Description of the task: Pick out every line that holds the string "чеков" and copy it.

Stored data entries
------------

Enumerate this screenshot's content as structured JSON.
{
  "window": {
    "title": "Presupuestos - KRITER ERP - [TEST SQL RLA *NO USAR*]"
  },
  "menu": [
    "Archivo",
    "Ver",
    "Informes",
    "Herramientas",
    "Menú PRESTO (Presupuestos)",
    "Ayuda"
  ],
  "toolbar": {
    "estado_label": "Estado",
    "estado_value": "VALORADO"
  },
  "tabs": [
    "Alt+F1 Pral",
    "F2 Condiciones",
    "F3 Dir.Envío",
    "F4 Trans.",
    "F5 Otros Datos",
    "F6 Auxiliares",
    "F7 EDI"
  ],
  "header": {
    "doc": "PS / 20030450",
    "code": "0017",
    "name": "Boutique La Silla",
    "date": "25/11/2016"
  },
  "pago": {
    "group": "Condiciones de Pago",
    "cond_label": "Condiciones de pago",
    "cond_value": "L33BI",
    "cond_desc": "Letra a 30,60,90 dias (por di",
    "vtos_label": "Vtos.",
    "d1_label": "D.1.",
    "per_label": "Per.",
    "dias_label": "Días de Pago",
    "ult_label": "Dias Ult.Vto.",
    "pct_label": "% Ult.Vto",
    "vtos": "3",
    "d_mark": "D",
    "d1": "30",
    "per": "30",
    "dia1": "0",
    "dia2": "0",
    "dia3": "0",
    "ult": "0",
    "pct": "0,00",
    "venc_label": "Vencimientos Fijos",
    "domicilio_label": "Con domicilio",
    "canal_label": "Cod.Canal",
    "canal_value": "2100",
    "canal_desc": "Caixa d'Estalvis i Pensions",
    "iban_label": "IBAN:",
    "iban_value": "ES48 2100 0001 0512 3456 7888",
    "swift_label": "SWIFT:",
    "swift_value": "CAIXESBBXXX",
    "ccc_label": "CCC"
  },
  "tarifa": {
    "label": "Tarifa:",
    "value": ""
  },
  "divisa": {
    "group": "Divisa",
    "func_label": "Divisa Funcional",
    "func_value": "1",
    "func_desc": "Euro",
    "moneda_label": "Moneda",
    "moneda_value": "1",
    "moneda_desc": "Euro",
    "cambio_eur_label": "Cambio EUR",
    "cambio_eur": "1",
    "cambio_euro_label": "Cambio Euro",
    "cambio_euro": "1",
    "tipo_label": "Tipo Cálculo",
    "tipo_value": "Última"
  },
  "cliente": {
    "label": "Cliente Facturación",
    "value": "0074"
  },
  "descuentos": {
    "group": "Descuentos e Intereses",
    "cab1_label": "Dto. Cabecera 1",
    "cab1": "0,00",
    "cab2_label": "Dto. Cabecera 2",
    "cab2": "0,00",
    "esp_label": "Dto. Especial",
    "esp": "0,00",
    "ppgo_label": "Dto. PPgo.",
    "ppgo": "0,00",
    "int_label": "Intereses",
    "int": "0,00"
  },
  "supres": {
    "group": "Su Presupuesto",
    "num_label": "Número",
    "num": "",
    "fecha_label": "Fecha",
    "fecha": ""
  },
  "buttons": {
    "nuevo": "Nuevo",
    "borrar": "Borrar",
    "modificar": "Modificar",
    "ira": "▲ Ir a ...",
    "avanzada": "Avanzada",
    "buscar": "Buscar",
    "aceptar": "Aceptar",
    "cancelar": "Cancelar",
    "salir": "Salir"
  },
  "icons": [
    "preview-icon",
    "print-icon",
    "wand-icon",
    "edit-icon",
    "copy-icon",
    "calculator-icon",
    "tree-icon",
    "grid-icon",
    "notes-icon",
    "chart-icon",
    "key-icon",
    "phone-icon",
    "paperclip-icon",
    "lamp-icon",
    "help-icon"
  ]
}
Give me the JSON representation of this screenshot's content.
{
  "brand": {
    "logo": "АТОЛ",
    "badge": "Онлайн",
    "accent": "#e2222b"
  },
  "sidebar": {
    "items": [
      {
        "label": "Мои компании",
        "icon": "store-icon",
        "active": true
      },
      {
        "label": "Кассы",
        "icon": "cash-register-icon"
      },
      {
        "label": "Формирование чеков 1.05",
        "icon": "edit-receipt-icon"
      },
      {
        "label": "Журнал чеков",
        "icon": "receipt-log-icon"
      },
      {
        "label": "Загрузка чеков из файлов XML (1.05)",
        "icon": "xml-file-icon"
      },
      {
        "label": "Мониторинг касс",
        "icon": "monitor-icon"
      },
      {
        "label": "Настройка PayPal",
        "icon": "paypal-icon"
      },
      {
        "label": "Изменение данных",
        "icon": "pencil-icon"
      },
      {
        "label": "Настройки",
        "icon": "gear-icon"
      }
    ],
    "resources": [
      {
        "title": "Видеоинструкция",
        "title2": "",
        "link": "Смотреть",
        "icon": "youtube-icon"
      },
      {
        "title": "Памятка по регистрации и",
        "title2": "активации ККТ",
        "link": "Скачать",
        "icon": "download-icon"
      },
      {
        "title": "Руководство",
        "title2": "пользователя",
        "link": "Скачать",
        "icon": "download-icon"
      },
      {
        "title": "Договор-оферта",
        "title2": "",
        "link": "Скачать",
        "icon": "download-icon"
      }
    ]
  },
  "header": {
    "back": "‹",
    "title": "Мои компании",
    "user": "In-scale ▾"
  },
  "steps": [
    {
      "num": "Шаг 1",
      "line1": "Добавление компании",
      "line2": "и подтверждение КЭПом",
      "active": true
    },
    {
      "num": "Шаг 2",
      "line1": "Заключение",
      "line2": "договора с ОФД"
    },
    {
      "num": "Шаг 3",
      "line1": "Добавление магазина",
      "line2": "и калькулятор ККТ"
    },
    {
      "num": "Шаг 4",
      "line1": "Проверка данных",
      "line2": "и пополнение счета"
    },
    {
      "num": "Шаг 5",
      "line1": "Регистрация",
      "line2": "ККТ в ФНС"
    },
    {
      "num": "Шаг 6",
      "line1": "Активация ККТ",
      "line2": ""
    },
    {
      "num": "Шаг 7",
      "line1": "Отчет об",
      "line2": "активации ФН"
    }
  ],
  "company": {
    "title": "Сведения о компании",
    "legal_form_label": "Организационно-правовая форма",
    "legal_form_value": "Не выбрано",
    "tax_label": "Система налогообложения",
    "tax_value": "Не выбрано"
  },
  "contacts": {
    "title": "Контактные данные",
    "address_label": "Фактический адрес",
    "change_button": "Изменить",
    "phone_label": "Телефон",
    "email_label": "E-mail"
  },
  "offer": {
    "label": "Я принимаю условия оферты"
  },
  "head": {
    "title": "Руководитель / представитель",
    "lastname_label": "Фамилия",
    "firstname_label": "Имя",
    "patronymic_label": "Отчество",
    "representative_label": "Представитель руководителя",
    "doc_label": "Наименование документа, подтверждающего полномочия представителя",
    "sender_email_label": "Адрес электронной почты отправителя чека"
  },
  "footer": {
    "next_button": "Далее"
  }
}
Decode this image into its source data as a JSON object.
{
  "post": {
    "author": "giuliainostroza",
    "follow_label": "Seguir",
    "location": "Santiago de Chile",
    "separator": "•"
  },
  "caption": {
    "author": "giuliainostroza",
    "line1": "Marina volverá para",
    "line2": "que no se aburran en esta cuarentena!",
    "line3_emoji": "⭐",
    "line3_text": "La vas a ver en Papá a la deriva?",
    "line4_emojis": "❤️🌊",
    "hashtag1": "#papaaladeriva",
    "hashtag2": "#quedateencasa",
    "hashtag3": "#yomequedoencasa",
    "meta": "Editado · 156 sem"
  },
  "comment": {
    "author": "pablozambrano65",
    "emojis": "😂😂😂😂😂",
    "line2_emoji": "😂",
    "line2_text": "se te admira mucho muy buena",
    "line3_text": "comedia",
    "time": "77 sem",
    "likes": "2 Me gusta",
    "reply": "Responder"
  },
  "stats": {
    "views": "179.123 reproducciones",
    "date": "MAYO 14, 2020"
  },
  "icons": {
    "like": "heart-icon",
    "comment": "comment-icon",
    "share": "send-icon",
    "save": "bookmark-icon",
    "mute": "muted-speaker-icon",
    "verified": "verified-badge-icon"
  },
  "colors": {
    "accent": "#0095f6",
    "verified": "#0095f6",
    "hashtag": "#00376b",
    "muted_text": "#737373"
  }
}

------------

Exercise result:
        "label": "Формирование чеков 1.05",
        "label": "Журнал чеков",
        "label": "Загрузка чеков из файлов XML (1.05)",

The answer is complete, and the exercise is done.